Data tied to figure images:
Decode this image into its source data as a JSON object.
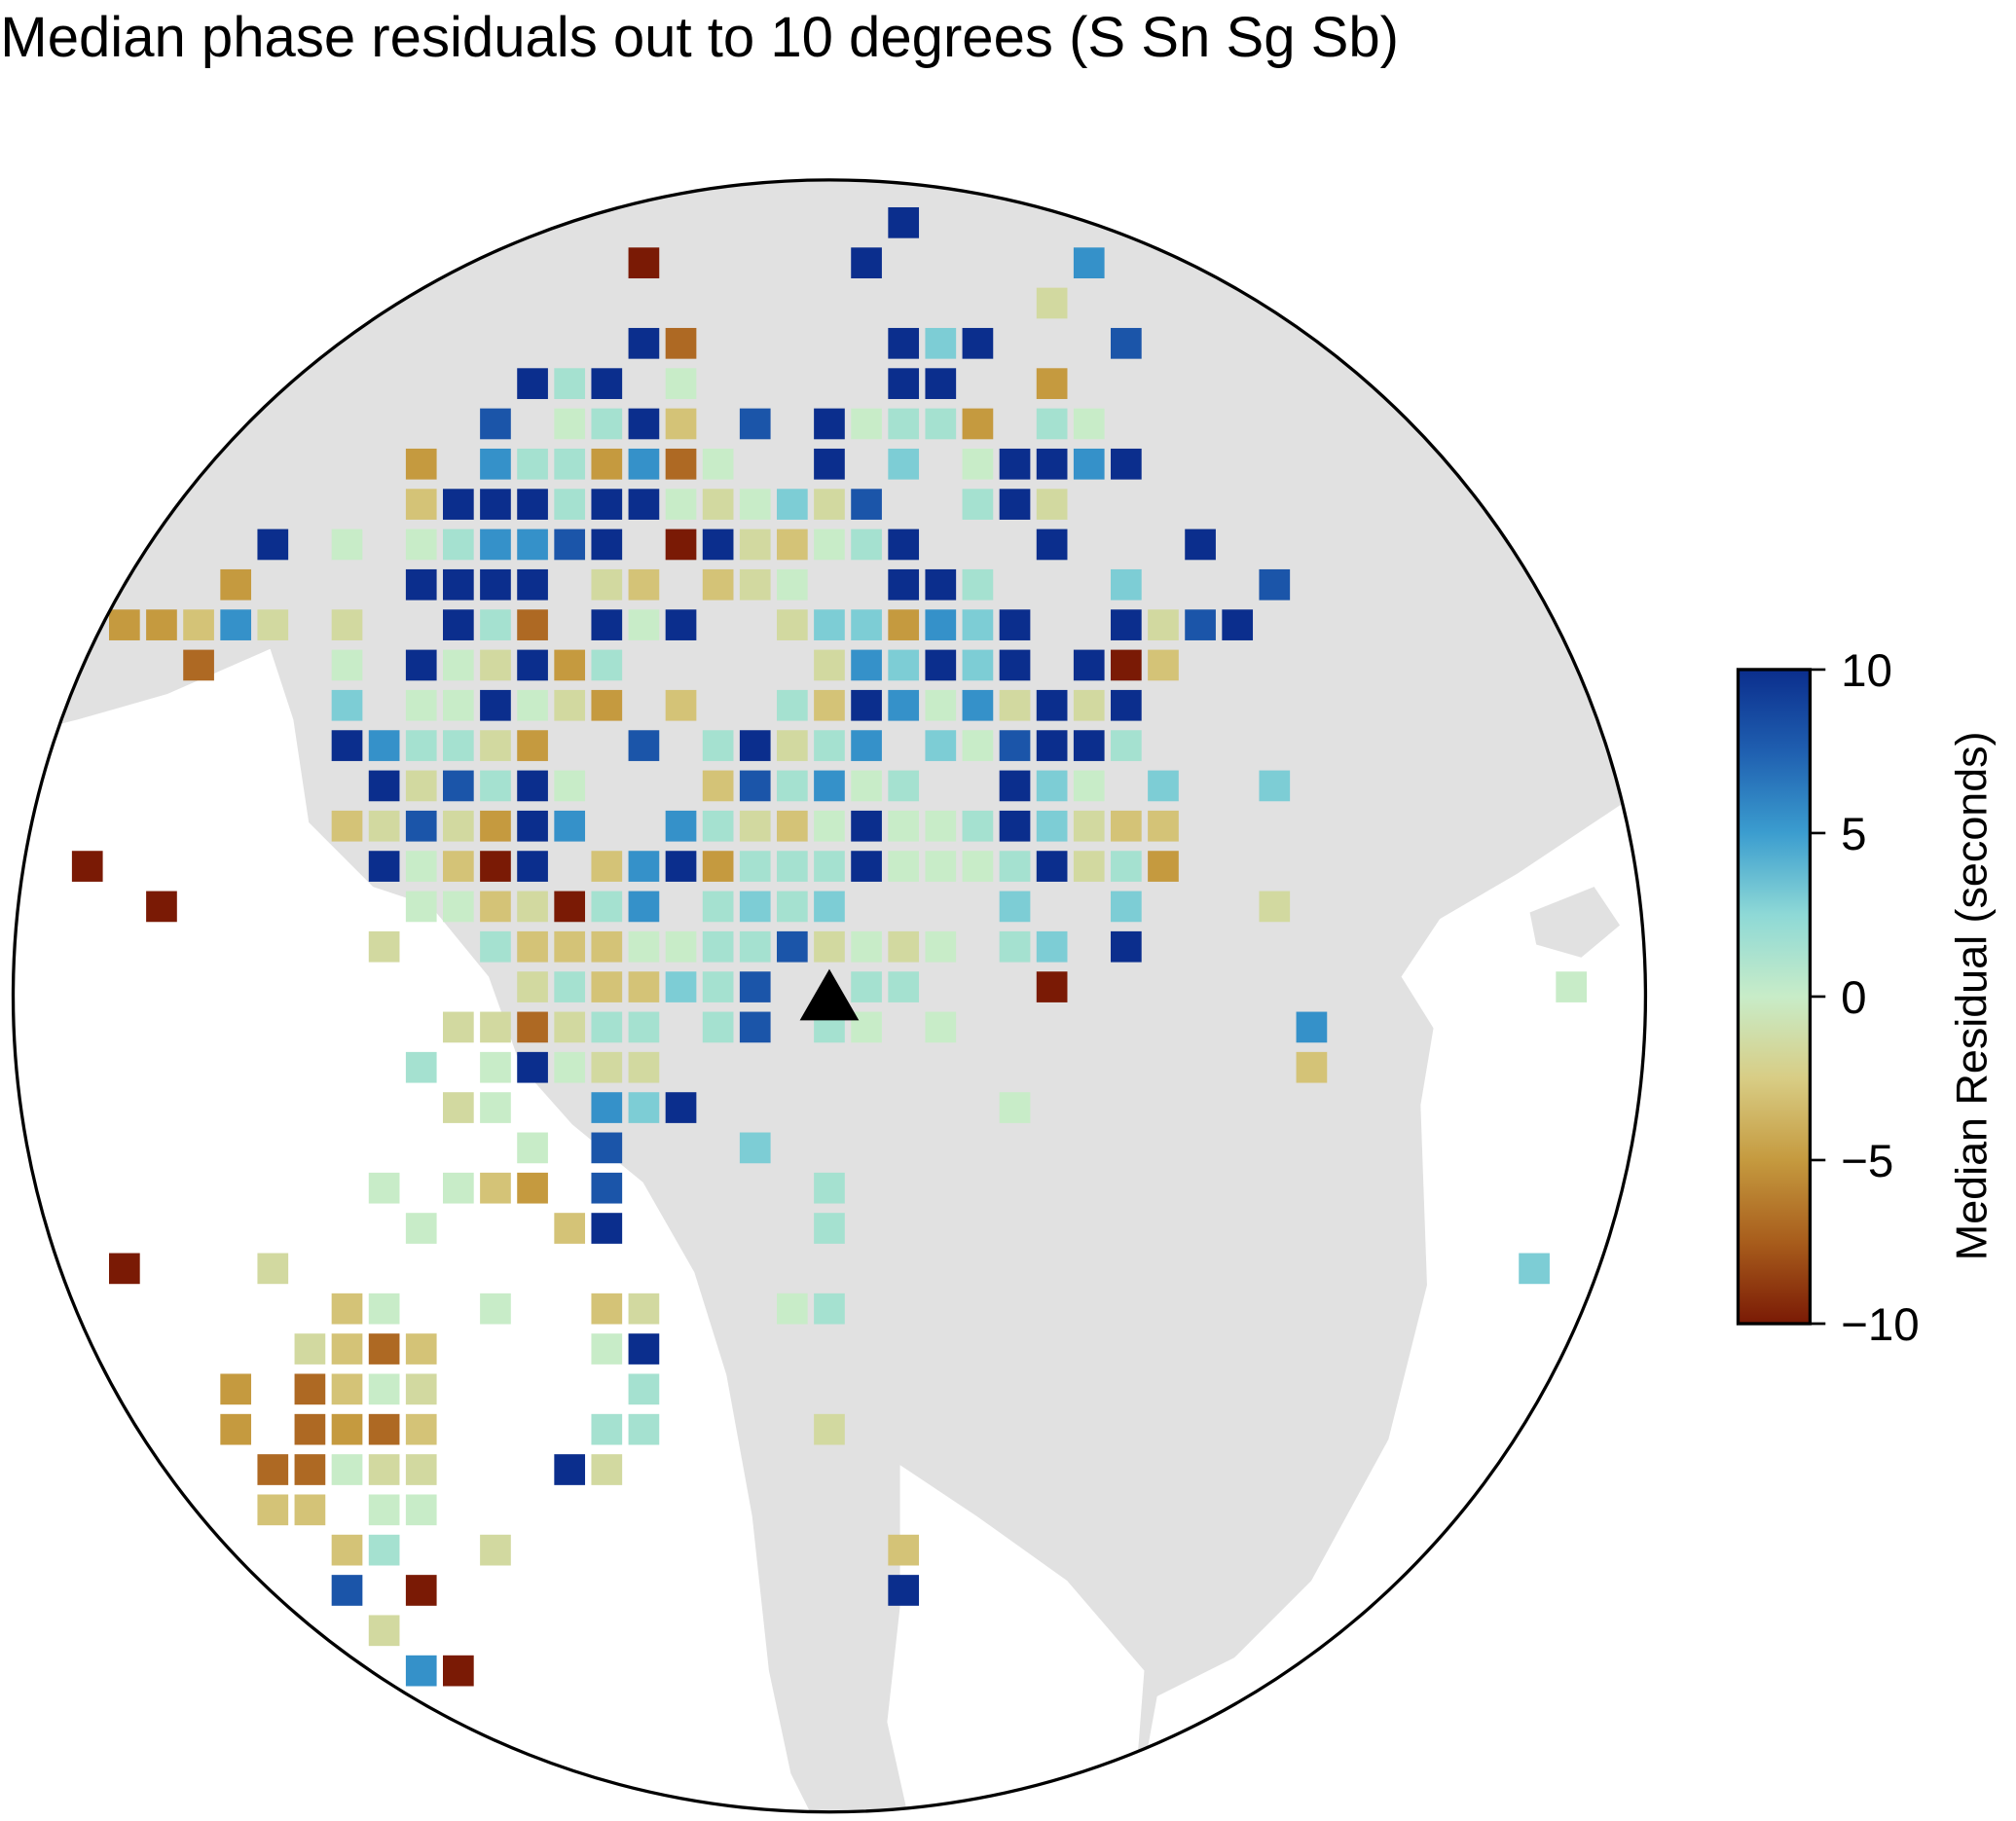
{
  "chart_data": {
    "type": "grid_map",
    "title": "Median phase residuals out to 10 degrees (S Sn Sg Sb)",
    "xlim": [
      -11,
      11
    ],
    "ylim": [
      -10,
      10
    ],
    "clim": [
      -10,
      10
    ],
    "colormap": [
      "#7a1a05",
      "#a85d1c",
      "#c59a3f",
      "#d8cd85",
      "#c8ecc8",
      "#8ed9d6",
      "#3b9dcf",
      "#1f5fb0",
      "#0b2e8d"
    ],
    "colorbar_label": "Median Residual (seconds)",
    "colorbar_ticks": [
      {
        "value": -10,
        "label": "−10"
      },
      {
        "value": -5,
        "label": "−5"
      },
      0,
      5,
      10
    ],
    "rows": [
      {
        "y": 9.5,
        "x": [
          1
        ],
        "values": [
          10
        ]
      },
      {
        "y": 9,
        "x": [
          -2.5,
          0.5,
          3.5
        ],
        "values": [
          -10,
          10,
          5.5
        ]
      },
      {
        "y": 8.5,
        "x": [
          3
        ],
        "values": [
          -1.5
        ]
      },
      {
        "y": 8,
        "x": [
          -2.5,
          -2,
          1,
          1.5,
          2,
          4
        ],
        "values": [
          10,
          -7,
          10,
          3,
          10,
          8
        ]
      },
      {
        "y": 7.5,
        "x": [
          -4,
          -3.5,
          -3,
          -2,
          1,
          1.5,
          3
        ],
        "values": [
          10,
          1.5,
          10,
          0,
          10,
          10,
          -5
        ]
      },
      {
        "y": 7,
        "x": [
          -4.5,
          -3.5,
          -3,
          -2.5,
          -2,
          -1,
          0,
          0.5,
          1,
          1.5,
          2,
          3,
          3.5
        ],
        "values": [
          8,
          0,
          1.5,
          10,
          -3,
          8,
          10,
          0,
          1.5,
          1.5,
          -5,
          1.5,
          0
        ]
      },
      {
        "y": 6.5,
        "x": [
          -5.5,
          -4.5,
          -4,
          -3.5,
          -3,
          -2.5,
          -2,
          -1.5,
          0,
          1,
          2,
          2.5,
          3,
          3.5,
          4
        ],
        "values": [
          -5,
          5.5,
          1.5,
          1.5,
          -5,
          5.5,
          -7,
          0,
          10,
          3,
          0,
          10,
          10,
          5.5,
          10
        ]
      },
      {
        "y": 6,
        "x": [
          -5.5,
          -5,
          -4.5,
          -4,
          -3.5,
          -3,
          -2.5,
          -2,
          -1.5,
          -1,
          -0.5,
          0,
          0.5,
          2,
          2.5,
          3
        ],
        "values": [
          -3,
          10,
          10,
          10,
          1.5,
          10,
          10,
          0,
          -1.5,
          0,
          3,
          -1.5,
          8,
          1.5,
          10,
          -1.5
        ]
      },
      {
        "y": 5.5,
        "x": [
          -7.5,
          -6.5,
          -5.5,
          -5,
          -4.5,
          -4,
          -3.5,
          -3,
          -2,
          -1.5,
          -1,
          -0.5,
          0,
          0.5,
          1,
          3,
          5
        ],
        "values": [
          10,
          0,
          0,
          1.5,
          5.5,
          5.5,
          8,
          10,
          -10,
          10,
          -1.5,
          -3,
          0,
          1.5,
          10,
          10,
          10
        ]
      },
      {
        "y": 5,
        "x": [
          -8,
          -5.5,
          -5,
          -4.5,
          -4,
          -3,
          -2.5,
          -1.5,
          -1,
          -0.5,
          1,
          1.5,
          2,
          4,
          6
        ],
        "values": [
          -5,
          10,
          10,
          10,
          10,
          -1.5,
          -3,
          -3,
          -1.5,
          0,
          10,
          10,
          1.5,
          3,
          8
        ]
      },
      {
        "y": 4.5,
        "x": [
          -9.5,
          -9,
          -8.5,
          -8,
          -7.5,
          -6.5,
          -5,
          -4.5,
          -4,
          -3,
          -2.5,
          -2,
          -0.5,
          0,
          0.5,
          1,
          1.5,
          2,
          2.5,
          4,
          4.5,
          5,
          5.5
        ],
        "values": [
          -5,
          -5,
          -3,
          5.5,
          -1.5,
          -1.5,
          10,
          1.5,
          -7,
          10,
          0,
          10,
          -1.5,
          3,
          3,
          -5,
          5.5,
          3,
          10,
          10,
          -1.5,
          8,
          10
        ]
      },
      {
        "y": 4,
        "x": [
          -8.5,
          -6.5,
          -5.5,
          -5,
          -4.5,
          -4,
          -3.5,
          -3,
          0,
          0.5,
          1,
          1.5,
          2,
          2.5,
          3.5,
          4,
          4.5
        ],
        "values": [
          -7,
          0,
          10,
          0,
          -1.5,
          10,
          -5,
          1.5,
          -1.5,
          5.5,
          3,
          10,
          3,
          10,
          10,
          -10,
          -3
        ]
      },
      {
        "y": 3.5,
        "x": [
          -6.5,
          -5.5,
          -5,
          -4.5,
          -4,
          -3.5,
          -3,
          -2,
          -0.5,
          0,
          0.5,
          1,
          1.5,
          2,
          2.5,
          3,
          3.5,
          4
        ],
        "values": [
          3,
          0,
          0,
          10,
          0,
          -1.5,
          -5,
          -3,
          1.5,
          -3,
          10,
          5.5,
          0,
          5.5,
          -1.5,
          10,
          -1.5,
          10
        ]
      },
      {
        "y": 3,
        "x": [
          -6.5,
          -6,
          -5.5,
          -5,
          -4.5,
          -4,
          -2.5,
          -1.5,
          -1,
          -0.5,
          0,
          0.5,
          1.5,
          2,
          2.5,
          3,
          3.5,
          4
        ],
        "values": [
          10,
          5.5,
          1.5,
          1.5,
          -1.5,
          -5,
          8,
          1.5,
          10,
          -1.5,
          1.5,
          5.5,
          3,
          0,
          8,
          10,
          10,
          1.5
        ]
      },
      {
        "y": 2.5,
        "x": [
          -6,
          -5.5,
          -5,
          -4.5,
          -4,
          -3.5,
          -1.5,
          -1,
          -0.5,
          0,
          0.5,
          1,
          2.5,
          3,
          3.5,
          4.5,
          6
        ],
        "values": [
          10,
          -1.5,
          8,
          1.5,
          10,
          0,
          -3,
          8,
          1.5,
          5.5,
          0,
          1.5,
          10,
          3,
          0,
          3,
          3
        ]
      },
      {
        "y": 2,
        "x": [
          -6.5,
          -6,
          -5.5,
          -5,
          -4.5,
          -4,
          -3.5,
          -2,
          -1.5,
          -1,
          -0.5,
          0,
          0.5,
          1,
          1.5,
          2,
          2.5,
          3,
          3.5,
          4,
          4.5
        ],
        "values": [
          -3,
          -1.5,
          8,
          -1.5,
          -5,
          10,
          5.5,
          5.5,
          1.5,
          -1.5,
          -3,
          0,
          10,
          0,
          0,
          1.5,
          10,
          3,
          -1.5,
          -3,
          -3
        ]
      },
      {
        "y": 1.5,
        "x": [
          -10,
          -6,
          -5.5,
          -5,
          -4.5,
          -4,
          -3,
          -2.5,
          -2,
          -1.5,
          -1,
          -0.5,
          0,
          0.5,
          1,
          1.5,
          2,
          2.5,
          3,
          3.5,
          4,
          4.5
        ],
        "values": [
          -10,
          10,
          0,
          -3,
          -10,
          10,
          -3,
          5.5,
          10,
          -5,
          1.5,
          1.5,
          1.5,
          10,
          0,
          0,
          0,
          1.5,
          10,
          -1.5,
          1.5,
          -5
        ]
      },
      {
        "y": 1,
        "x": [
          -9,
          -5.5,
          -5,
          -4.5,
          -4,
          -3.5,
          -3,
          -2.5,
          -1.5,
          -1,
          -0.5,
          0,
          2.5,
          4,
          6
        ],
        "values": [
          -10,
          0,
          0,
          -3,
          -1.5,
          -10,
          1.5,
          5.5,
          1.5,
          3,
          1.5,
          3,
          3,
          3,
          -1.5
        ]
      },
      {
        "y": 0.5,
        "x": [
          -6,
          -4.5,
          -4,
          -3.5,
          -3,
          -2.5,
          -2,
          -1.5,
          -1,
          -0.5,
          0,
          0.5,
          1,
          1.5,
          2.5,
          3,
          4
        ],
        "values": [
          -1.5,
          1.5,
          -3,
          -3,
          -3,
          0,
          0,
          1.5,
          1.5,
          8,
          -1.5,
          0,
          -1.5,
          0,
          1.5,
          3,
          10
        ]
      },
      {
        "y": 0,
        "x": [
          -4,
          -3.5,
          -3,
          -2.5,
          -2,
          -1.5,
          -1,
          0.5,
          1,
          3,
          10
        ],
        "values": [
          -1.5,
          1.5,
          -3,
          -3,
          3,
          1.5,
          8,
          1.5,
          1.5,
          -10,
          0
        ]
      },
      {
        "y": -0.5,
        "x": [
          -5,
          -4.5,
          -4,
          -3.5,
          -3,
          -2.5,
          -1.5,
          -1,
          0,
          0.5,
          1.5,
          6.5
        ],
        "values": [
          -1.5,
          -1.5,
          -7,
          -1.5,
          1.5,
          1.5,
          1.5,
          8,
          1.5,
          0,
          0,
          5.5
        ]
      },
      {
        "y": -1,
        "x": [
          -5.5,
          -4.5,
          -4,
          -3.5,
          -3,
          -2.5,
          6.5
        ],
        "values": [
          1.5,
          0,
          10,
          0,
          -1.5,
          -1.5,
          -3
        ]
      },
      {
        "y": -1.5,
        "x": [
          -5,
          -4.5,
          -3,
          -2.5,
          -2,
          2.5
        ],
        "values": [
          -1.5,
          0,
          5.5,
          3,
          10,
          0
        ]
      },
      {
        "y": -2,
        "x": [
          -4,
          -3,
          -1
        ],
        "values": [
          0,
          8,
          3
        ]
      },
      {
        "y": -2.5,
        "x": [
          -6,
          -5,
          -4.5,
          -4,
          -3,
          0
        ],
        "values": [
          0,
          0,
          -3,
          -5,
          8,
          1.5
        ]
      },
      {
        "y": -3,
        "x": [
          -5.5,
          -3.5,
          -3,
          0
        ],
        "values": [
          0,
          -3,
          10,
          1.5
        ]
      },
      {
        "y": -3.5,
        "x": [
          -9.5,
          -7.5,
          9.5
        ],
        "values": [
          -10,
          -1.5,
          3
        ]
      },
      {
        "y": -4,
        "x": [
          -6.5,
          -6,
          -4.5,
          -3,
          -2.5,
          -0.5,
          0
        ],
        "values": [
          -3,
          0,
          0,
          -3,
          -1.5,
          0,
          1.5
        ]
      },
      {
        "y": -4.5,
        "x": [
          -7,
          -6.5,
          -6,
          -5.5,
          -3,
          -2.5
        ],
        "values": [
          -1.5,
          -3,
          -7,
          -3,
          0,
          10
        ]
      },
      {
        "y": -5,
        "x": [
          -8,
          -7,
          -6.5,
          -6,
          -5.5,
          -2.5
        ],
        "values": [
          -5,
          -7,
          -3,
          0,
          -1.5,
          1.5
        ]
      },
      {
        "y": -5.5,
        "x": [
          -8,
          -7,
          -6.5,
          -6,
          -5.5,
          -3,
          -2.5,
          0
        ],
        "values": [
          -5,
          -7,
          -5,
          -7,
          -3,
          1.5,
          1.5,
          -1.5
        ]
      },
      {
        "y": -6,
        "x": [
          -7.5,
          -7,
          -6.5,
          -6,
          -5.5,
          -3.5,
          -3
        ],
        "values": [
          -7,
          -7,
          0,
          -1.5,
          -1.5,
          10,
          -1.5
        ]
      },
      {
        "y": -6.5,
        "x": [
          -7.5,
          -7,
          -6,
          -5.5
        ],
        "values": [
          -3,
          -3,
          0,
          0
        ]
      },
      {
        "y": -7,
        "x": [
          -6.5,
          -6,
          -4.5,
          1
        ],
        "values": [
          -3,
          1.5,
          -1.5,
          -3
        ]
      },
      {
        "y": -7.5,
        "x": [
          -6.5,
          -5.5,
          1
        ],
        "values": [
          8,
          -10,
          10
        ]
      },
      {
        "y": -8,
        "x": [
          -6
        ],
        "values": [
          -1.5
        ]
      },
      {
        "y": -8.5,
        "x": [
          -5.5,
          -5
        ],
        "values": [
          5.5,
          -10
        ]
      }
    ]
  }
}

- Exercise brief -
Select every line where the word "Median" occurs.

- The solution -
    "title": "Median phase residuals out to 10 degrees (S Sn Sg Sb)",
    "colorbar_label": "Median Residual (seconds)",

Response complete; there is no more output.